__SET PROBLEM__. Retype all of the listing exactly, passing over any picture you find.

-- Start of EXCERPTED DATA --

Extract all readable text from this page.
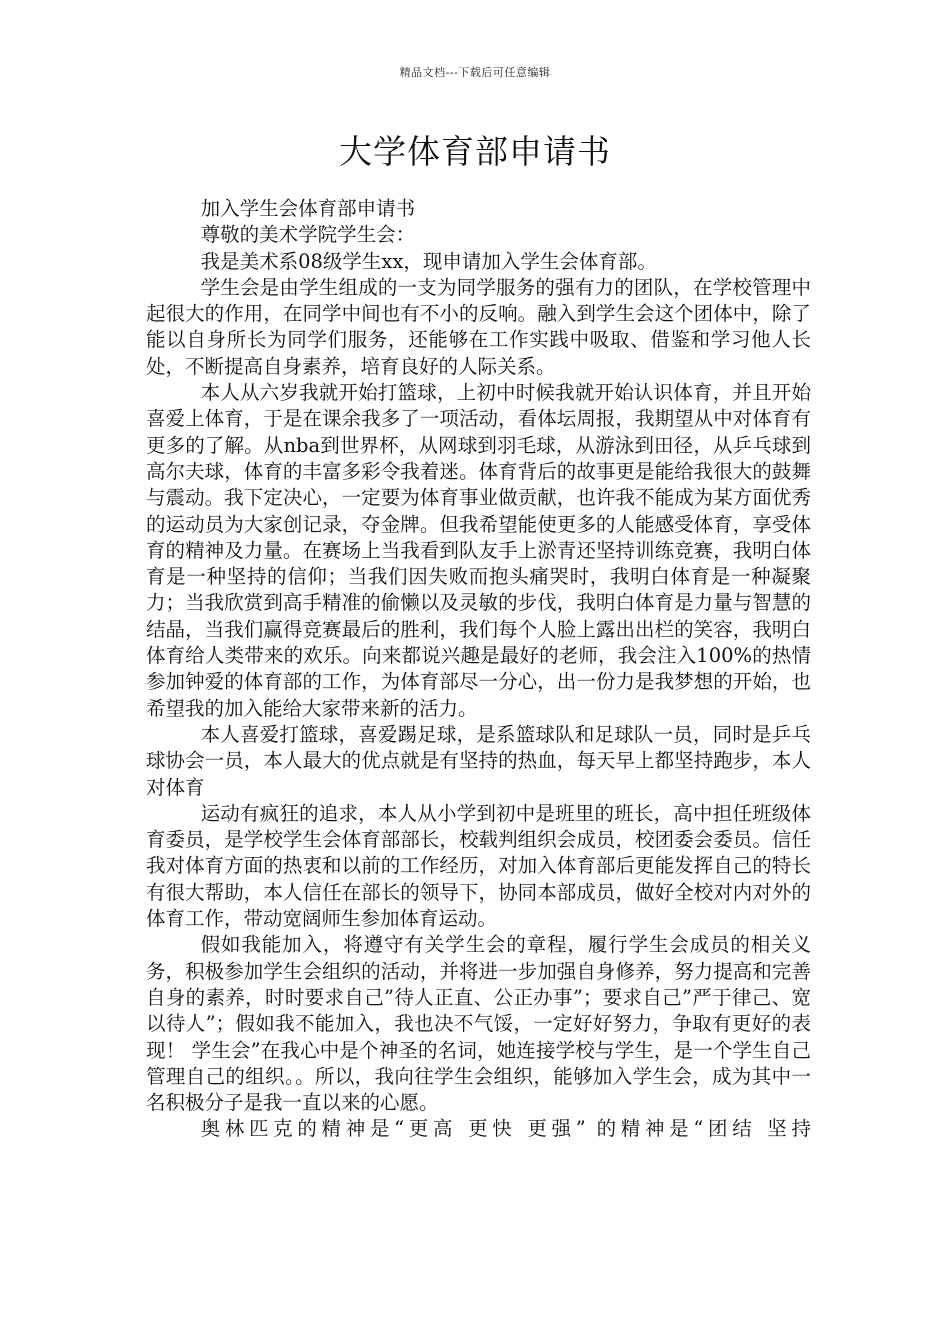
精品文档---下载后可任意编辑
大学体育部申请书

加入学生会体育部申请书

尊敬的美术学院学生会：

我是美术系08级学生xx，现申请加入学生会体育部。

学生会是由学生组成的一支为同学服务的强有力的团队，在学校管理中起很大的作用，在同学中间也有不小的反响。融入到学生会这个团体中，除了能以自身所长为同学们服务，还能够在工作实践中吸取、借鉴和学习他人长处，不断提高自身素养，培育良好的人际关系。

本人从六岁我就开始打篮球，上初中时候我就开始认识体育，并且开始喜爱上体育，于是在课余我多了一项活动，看体坛周报，我期望从中对体育有更多的了解。从nba到世界杯，从网球到羽毛球，从游泳到田径，从乒乓球到高尔夫球，体育的丰富多彩令我着迷。体育背后的故事更是能给我很大的鼓舞与震动。我下定决心，一定要为体育事业做贡献，也许我不能成为某方面优秀的运动员为大家创记录，夺金牌。但我希望能使更多的人能感受体育，享受体育的精神及力量。在赛场上当我看到队友手上淤青还坚持训练竞赛，我明白体育是一种坚持的信仰；当我们因失败而抱头痛哭时，我明白体育是一种凝聚力；当我欣赏到高手精准的偷懒以及灵敏的步伐，我明白体育是力量与智慧的结晶，当我们赢得竞赛最后的胜利，我们每个人脸上露出出栏的笑容，我明白体育给人类带来的欢乐。向来都说兴趣是最好的老师，我会注入100%的热情参加钟爱的体育部的工作，为体育部尽一分心，出一份力是我梦想的开始，也希望我的加入能给大家带来新的活力。

本人喜爱打篮球，喜爱踢足球，是系篮球队和足球队一员，同时是乒乓球协会一员，本人最大的优点就是有坚持的热血，每天早上都坚持跑步，本人对体育

运动有疯狂的追求，本人从小学到初中是班里的班长，高中担任班级体育委员，是学校学生会体育部部长，校载判组织会成员，校团委会委员。信任我对体育方面的热衷和以前的工作经历，对加入体育部后更能发挥自己的特长有很大帮助，本人信任在部长的领导下，协同本部成员，做好全校对内对外的体育工作，带动宽阔师生参加体育运动。

假如我能加入，将遵守有关学生会的章程，履行学生会成员的相关义务，积极参加学生会组织的活动，并将进一步加强自身修养，努力提高和完善自身的素养，时时要求自己”待人正直、公正办事”；要求自己”严于律己、宽以待人”；假如我不能加入，我也决不气馁，一定好好努力，争取有更好的表现！ 学生会”在我心中是个神圣的名词，她连接学校与学生，是一个学生自己管理自己的组织。。所以，我向往学生会组织，能够加入学生会，成为其中一名积极分子是我一直以来的心愿。

奥林匹克的精神是“更高 更快 更强” 的精神是“团结 坚持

-- End of EXCERPTED DATA --

__WRITTEN SOLUTION__.
Extract all readable text from this page.
精品文档---下载后可任意编辑
大学体育部申请书

加入学生会体育部申请书

尊敬的美术学院学生会：

我是美术系08级学生xx，现申请加入学生会体育部。

学生会是由学生组成的一支为同学服务的强有力的团队，在学校管理中起很大的作用，在同学中间也有不小的反响。融入到学生会这个团体中，除了能以自身所长为同学们服务，还能够在工作实践中吸取、借鉴和学习他人长处，不断提高自身素养，培育良好的人际关系。

本人从六岁我就开始打篮球，上初中时候我就开始认识体育，并且开始喜爱上体育，于是在课余我多了一项活动，看体坛周报，我期望从中对体育有更多的了解。从nba到世界杯，从网球到羽毛球，从游泳到田径，从乒乓球到高尔夫球，体育的丰富多彩令我着迷。体育背后的故事更是能给我很大的鼓舞与震动。我下定决心，一定要为体育事业做贡献，也许我不能成为某方面优秀的运动员为大家创记录，夺金牌。但我希望能使更多的人能感受体育，享受体育的精神及力量。在赛场上当我看到队友手上淤青还坚持训练竞赛，我明白体育是一种坚持的信仰；当我们因失败而抱头痛哭时，我明白体育是一种凝聚力；当我欣赏到高手精准的偷懒以及灵敏的步伐，我明白体育是力量与智慧的结晶，当我们赢得竞赛最后的胜利，我们每个人脸上露出出栏的笑容，我明白体育给人类带来的欢乐。向来都说兴趣是最好的老师，我会注入100%的热情参加钟爱的体育部的工作，为体育部尽一分心，出一份力是我梦想的开始，也希望我的加入能给大家带来新的活力。

本人喜爱打篮球，喜爱踢足球，是系篮球队和足球队一员，同时是乒乓球协会一员，本人最大的优点就是有坚持的热血，每天早上都坚持跑步，本人对体育

运动有疯狂的追求，本人从小学到初中是班里的班长，高中担任班级体育委员，是学校学生会体育部部长，校载判组织会成员，校团委会委员。信任我对体育方面的热衷和以前的工作经历，对加入体育部后更能发挥自己的特长有很大帮助，本人信任在部长的领导下，协同本部成员，做好全校对内对外的体育工作，带动宽阔师生参加体育运动。

假如我能加入，将遵守有关学生会的章程，履行学生会成员的相关义务，积极参加学生会组织的活动，并将进一步加强自身修养，努力提高和完善自身的素养，时时要求自己”待人正直、公正办事”；要求自己”严于律己、宽以待人”；假如我不能加入，我也决不气馁，一定好好努力，争取有更好的表现！ 学生会”在我心中是个神圣的名词，她连接学校与学生，是一个学生自己管理自己的组织。。所以，我向往学生会组织，能够加入学生会，成为其中一名积极分子是我一直以来的心愿。

奥林匹克的精神是“更高 更快 更强” 的精神是“团结 坚持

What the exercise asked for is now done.